▸ What is expected: Which lines hold the word "until"? Show each of them.

Start of Material provided

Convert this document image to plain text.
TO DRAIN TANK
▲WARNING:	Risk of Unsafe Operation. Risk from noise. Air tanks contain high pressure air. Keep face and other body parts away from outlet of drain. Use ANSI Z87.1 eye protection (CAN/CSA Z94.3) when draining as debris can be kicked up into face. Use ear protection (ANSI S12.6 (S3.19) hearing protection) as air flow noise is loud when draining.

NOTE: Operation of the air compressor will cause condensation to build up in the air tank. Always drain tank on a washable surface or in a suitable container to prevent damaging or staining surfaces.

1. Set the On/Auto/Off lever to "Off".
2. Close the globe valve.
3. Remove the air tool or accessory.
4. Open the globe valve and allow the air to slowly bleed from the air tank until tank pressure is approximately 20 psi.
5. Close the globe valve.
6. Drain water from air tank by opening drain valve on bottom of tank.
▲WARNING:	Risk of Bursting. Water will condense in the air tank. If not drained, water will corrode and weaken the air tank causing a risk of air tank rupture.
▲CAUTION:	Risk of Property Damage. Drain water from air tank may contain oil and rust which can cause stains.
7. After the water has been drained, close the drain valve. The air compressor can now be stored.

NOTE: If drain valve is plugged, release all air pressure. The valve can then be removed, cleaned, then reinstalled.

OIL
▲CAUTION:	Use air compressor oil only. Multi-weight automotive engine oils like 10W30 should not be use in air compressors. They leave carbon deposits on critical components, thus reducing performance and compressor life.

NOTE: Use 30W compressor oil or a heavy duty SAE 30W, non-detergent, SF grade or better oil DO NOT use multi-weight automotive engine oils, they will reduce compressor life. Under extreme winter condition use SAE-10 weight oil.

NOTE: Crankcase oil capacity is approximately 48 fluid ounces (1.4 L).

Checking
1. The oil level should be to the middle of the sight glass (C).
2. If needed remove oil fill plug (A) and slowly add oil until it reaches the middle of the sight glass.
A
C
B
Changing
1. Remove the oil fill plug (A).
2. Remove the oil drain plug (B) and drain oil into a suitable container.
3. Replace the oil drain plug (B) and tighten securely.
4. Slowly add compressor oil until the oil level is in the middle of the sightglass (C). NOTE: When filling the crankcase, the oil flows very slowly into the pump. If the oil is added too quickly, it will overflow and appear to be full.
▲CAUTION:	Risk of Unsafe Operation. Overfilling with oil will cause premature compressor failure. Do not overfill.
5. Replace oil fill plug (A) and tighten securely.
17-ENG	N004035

End of Material provided
Start of Material provided

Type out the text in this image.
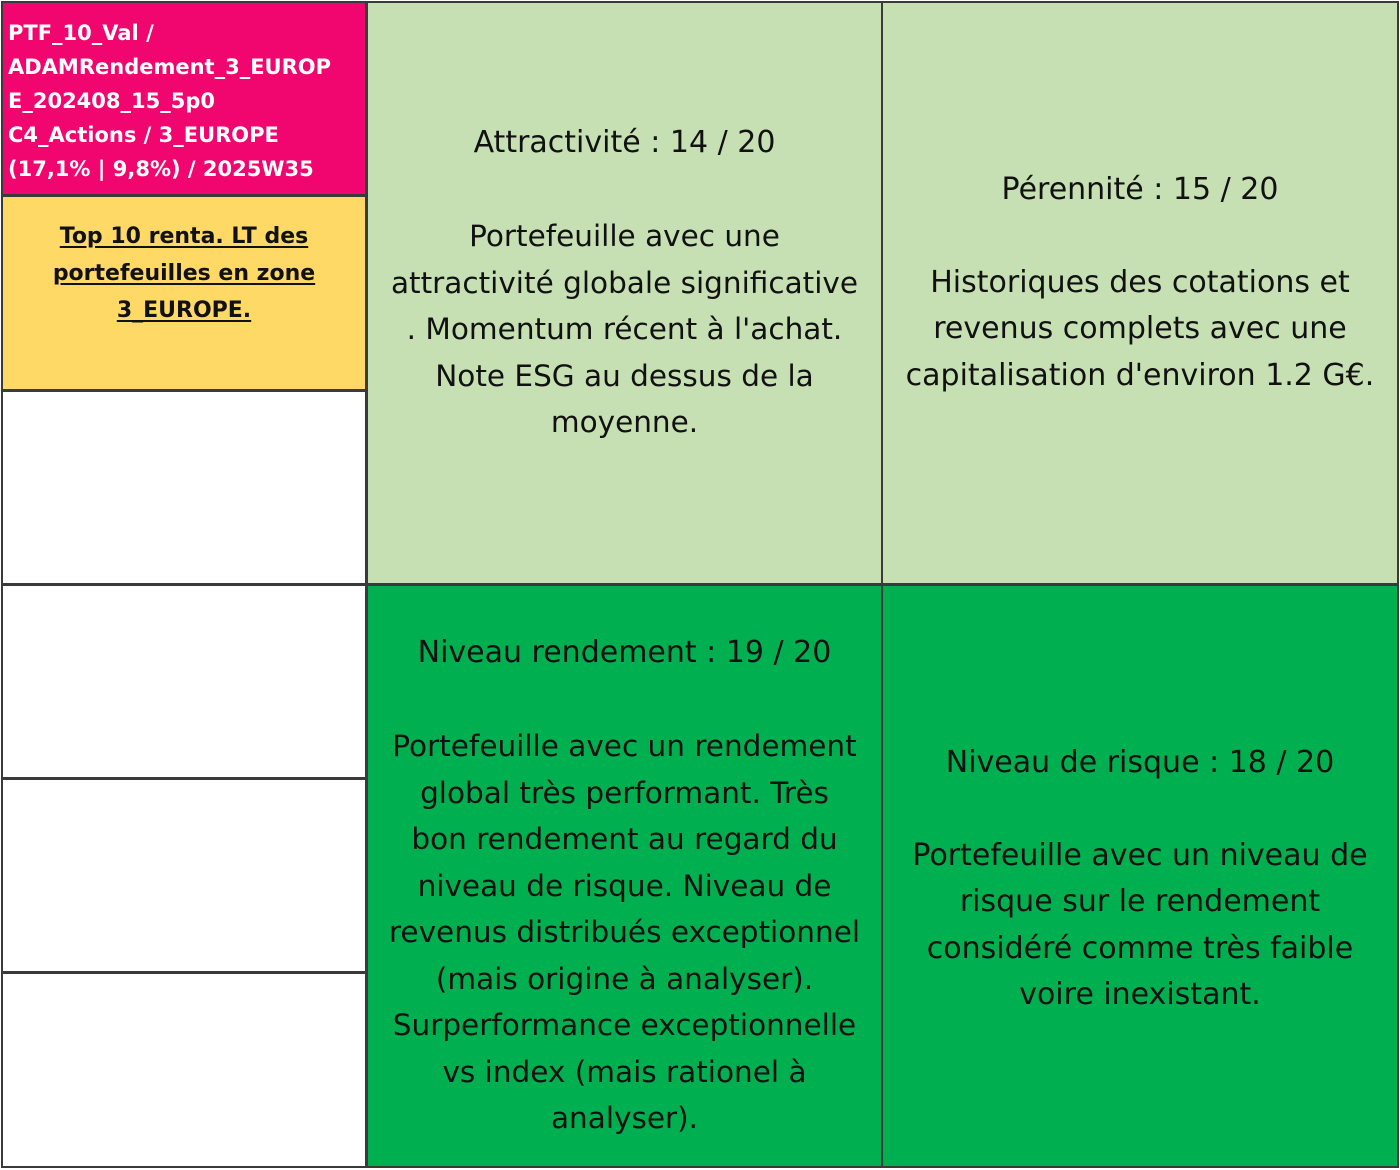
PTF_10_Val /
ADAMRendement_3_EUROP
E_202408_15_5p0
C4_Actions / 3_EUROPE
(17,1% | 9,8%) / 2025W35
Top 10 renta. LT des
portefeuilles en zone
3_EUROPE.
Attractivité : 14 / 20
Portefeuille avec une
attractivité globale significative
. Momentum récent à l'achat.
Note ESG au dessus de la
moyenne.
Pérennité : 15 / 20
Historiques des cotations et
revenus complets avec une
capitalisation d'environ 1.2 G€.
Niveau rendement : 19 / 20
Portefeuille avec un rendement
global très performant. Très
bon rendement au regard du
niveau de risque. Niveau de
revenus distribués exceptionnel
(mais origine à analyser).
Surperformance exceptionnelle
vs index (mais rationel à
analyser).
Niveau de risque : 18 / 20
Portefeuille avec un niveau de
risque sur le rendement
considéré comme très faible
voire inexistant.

End of Material provided

▸ Answer for the task:
4. Open the globe valve and allow the air to slowly bleed from the air tank until tank pressure is approximately 20 psi.
2. If needed remove oil fill plug (A) and slowly add oil until it reaches the middle of the sight glass.
4. Slowly add compressor oil until the oil level is in the middle of the sightglass (C). NOTE: When filling the crankcase, the oil flows very slowly into the pump. If the oil is added too quickly, it will overflow and appear to be full.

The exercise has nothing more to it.